-- START --

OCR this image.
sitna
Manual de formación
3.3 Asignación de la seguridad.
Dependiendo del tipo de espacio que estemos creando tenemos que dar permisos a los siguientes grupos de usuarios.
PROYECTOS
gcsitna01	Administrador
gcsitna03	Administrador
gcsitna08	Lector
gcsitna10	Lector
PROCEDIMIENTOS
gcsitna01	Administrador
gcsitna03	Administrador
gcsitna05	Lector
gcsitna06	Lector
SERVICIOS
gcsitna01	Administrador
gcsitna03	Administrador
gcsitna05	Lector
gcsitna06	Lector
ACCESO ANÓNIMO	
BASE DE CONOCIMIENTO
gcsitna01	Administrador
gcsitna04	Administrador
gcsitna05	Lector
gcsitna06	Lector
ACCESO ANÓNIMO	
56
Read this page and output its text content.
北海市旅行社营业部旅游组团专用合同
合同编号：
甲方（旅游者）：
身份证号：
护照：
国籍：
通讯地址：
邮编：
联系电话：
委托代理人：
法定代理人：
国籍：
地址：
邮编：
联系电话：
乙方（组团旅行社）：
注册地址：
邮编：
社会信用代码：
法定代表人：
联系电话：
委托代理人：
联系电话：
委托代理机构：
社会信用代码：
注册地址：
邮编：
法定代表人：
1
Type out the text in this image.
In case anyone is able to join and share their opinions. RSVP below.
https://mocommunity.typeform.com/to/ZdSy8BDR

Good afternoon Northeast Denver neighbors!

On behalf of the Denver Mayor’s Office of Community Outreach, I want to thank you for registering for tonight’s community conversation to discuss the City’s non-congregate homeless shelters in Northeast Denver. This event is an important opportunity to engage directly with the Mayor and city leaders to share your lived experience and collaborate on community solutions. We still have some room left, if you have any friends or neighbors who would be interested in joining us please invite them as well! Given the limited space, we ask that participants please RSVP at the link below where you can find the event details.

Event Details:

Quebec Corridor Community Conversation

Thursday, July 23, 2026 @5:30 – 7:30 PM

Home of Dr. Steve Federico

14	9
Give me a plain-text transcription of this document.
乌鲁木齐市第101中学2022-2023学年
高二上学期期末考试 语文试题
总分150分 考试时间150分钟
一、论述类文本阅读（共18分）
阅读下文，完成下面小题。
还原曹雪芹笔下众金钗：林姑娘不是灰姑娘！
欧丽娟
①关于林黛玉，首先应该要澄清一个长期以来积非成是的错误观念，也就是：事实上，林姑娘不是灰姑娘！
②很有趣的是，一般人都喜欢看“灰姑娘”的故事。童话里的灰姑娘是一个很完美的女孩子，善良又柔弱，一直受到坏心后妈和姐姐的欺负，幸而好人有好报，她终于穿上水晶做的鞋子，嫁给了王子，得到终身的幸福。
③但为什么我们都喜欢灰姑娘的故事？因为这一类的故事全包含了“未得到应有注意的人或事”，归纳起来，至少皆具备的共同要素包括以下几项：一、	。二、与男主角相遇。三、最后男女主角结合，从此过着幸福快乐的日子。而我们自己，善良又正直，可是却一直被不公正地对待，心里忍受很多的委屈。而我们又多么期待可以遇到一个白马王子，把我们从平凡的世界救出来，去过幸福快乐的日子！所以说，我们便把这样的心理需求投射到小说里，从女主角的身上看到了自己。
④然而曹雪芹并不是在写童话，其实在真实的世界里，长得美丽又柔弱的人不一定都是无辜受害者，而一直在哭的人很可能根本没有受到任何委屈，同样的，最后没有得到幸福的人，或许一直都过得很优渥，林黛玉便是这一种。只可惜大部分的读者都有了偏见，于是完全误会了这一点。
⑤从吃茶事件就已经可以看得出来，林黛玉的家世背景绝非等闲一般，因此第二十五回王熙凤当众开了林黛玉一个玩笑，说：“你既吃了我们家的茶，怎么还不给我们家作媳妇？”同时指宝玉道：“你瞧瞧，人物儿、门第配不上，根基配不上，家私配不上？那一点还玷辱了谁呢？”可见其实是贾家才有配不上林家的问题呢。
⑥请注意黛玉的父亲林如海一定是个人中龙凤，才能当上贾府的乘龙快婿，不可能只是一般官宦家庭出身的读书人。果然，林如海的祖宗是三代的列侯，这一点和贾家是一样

-- END --

Stated task:
Give back all the data exactly as written.

Result:
OCR this image.
sitna
Manual de formación
3.3 Asignación de la seguridad.
Dependiendo del tipo de espacio que estemos creando tenemos que dar permisos a los siguientes grupos de usuarios.
PROYECTOS
gcsitna01	Administrador
gcsitna03	Administrador
gcsitna08	Lector
gcsitna10	Lector
PROCEDIMIENTOS
gcsitna01	Administrador
gcsitna03	Administrador
gcsitna05	Lector
gcsitna06	Lector
SERVICIOS
gcsitna01	Administrador
gcsitna03	Administrador
gcsitna05	Lector
gcsitna06	Lector
ACCESO ANÓNIMO	
BASE DE CONOCIMIENTO
gcsitna01	Administrador
gcsitna04	Administrador
gcsitna05	Lector
gcsitna06	Lector
ACCESO ANÓNIMO	
56
Read this page and output its text content.
北海市旅行社营业部旅游组团专用合同
合同编号：
甲方（旅游者）：
身份证号：
护照：
国籍：
通讯地址：
邮编：
联系电话：
委托代理人：
法定代理人：
国籍：
地址：
邮编：
联系电话：
乙方（组团旅行社）：
注册地址：
邮编：
社会信用代码：
法定代表人：
联系电话：
委托代理人：
联系电话：
委托代理机构：
社会信用代码：
注册地址：
邮编：
法定代表人：
1
Type out the text in this image.
In case anyone is able to join and share their opinions. RSVP below.
https://mocommunity.typeform.com/to/ZdSy8BDR

Good afternoon Northeast Denver neighbors!

On behalf of the Denver Mayor’s Office of Community Outreach, I want to thank you for registering for tonight’s community conversation to discuss the City’s non-congregate homeless shelters in Northeast Denver. This event is an important opportunity to engage directly with the Mayor and city leaders to share your lived experience and collaborate on community solutions. We still have some room left, if you have any friends or neighbors who would be interested in joining us please invite them as well! Given the limited space, we ask that participants please RSVP at the link below where you can find the event details.

Event Details:

Quebec Corridor Community Conversation

Thursday, July 23, 2026 @5:30 – 7:30 PM

Home of Dr. Steve Federico

14	9
Give me a plain-text transcription of this document.
乌鲁木齐市第101中学2022-2023学年
高二上学期期末考试 语文试题
总分150分 考试时间150分钟
一、论述类文本阅读（共18分）
阅读下文，完成下面小题。
还原曹雪芹笔下众金钗：林姑娘不是灰姑娘！
欧丽娟
①关于林黛玉，首先应该要澄清一个长期以来积非成是的错误观念，也就是：事实上，林姑娘不是灰姑娘！
②很有趣的是，一般人都喜欢看“灰姑娘”的故事。童话里的灰姑娘是一个很完美的女孩子，善良又柔弱，一直受到坏心后妈和姐姐的欺负，幸而好人有好报，她终于穿上水晶做的鞋子，嫁给了王子，得到终身的幸福。
③但为什么我们都喜欢灰姑娘的故事？因为这一类的故事全包含了“未得到应有注意的人或事”，归纳起来，至少皆具备的共同要素包括以下几项：一、	。二、与男主角相遇。三、最后男女主角结合，从此过着幸福快乐的日子。而我们自己，善良又正直，可是却一直被不公正地对待，心里忍受很多的委屈。而我们又多么期待可以遇到一个白马王子，把我们从平凡的世界救出来，去过幸福快乐的日子！所以说，我们便把这样的心理需求投射到小说里，从女主角的身上看到了自己。
④然而曹雪芹并不是在写童话，其实在真实的世界里，长得美丽又柔弱的人不一定都是无辜受害者，而一直在哭的人很可能根本没有受到任何委屈，同样的，最后没有得到幸福的人，或许一直都过得很优渥，林黛玉便是这一种。只可惜大部分的读者都有了偏见，于是完全误会了这一点。
⑤从吃茶事件就已经可以看得出来，林黛玉的家世背景绝非等闲一般，因此第二十五回王熙凤当众开了林黛玉一个玩笑，说：“你既吃了我们家的茶，怎么还不给我们家作媳妇？”同时指宝玉道：“你瞧瞧，人物儿、门第配不上，根基配不上，家私配不上？那一点还玷辱了谁呢？”可见其实是贾家才有配不上林家的问题呢。
⑥请注意黛玉的父亲林如海一定是个人中龙凤，才能当上贾府的乘龙快婿，不可能只是一般官宦家庭出身的读书人。果然，林如海的祖宗是三代的列侯，这一点和贾家是一样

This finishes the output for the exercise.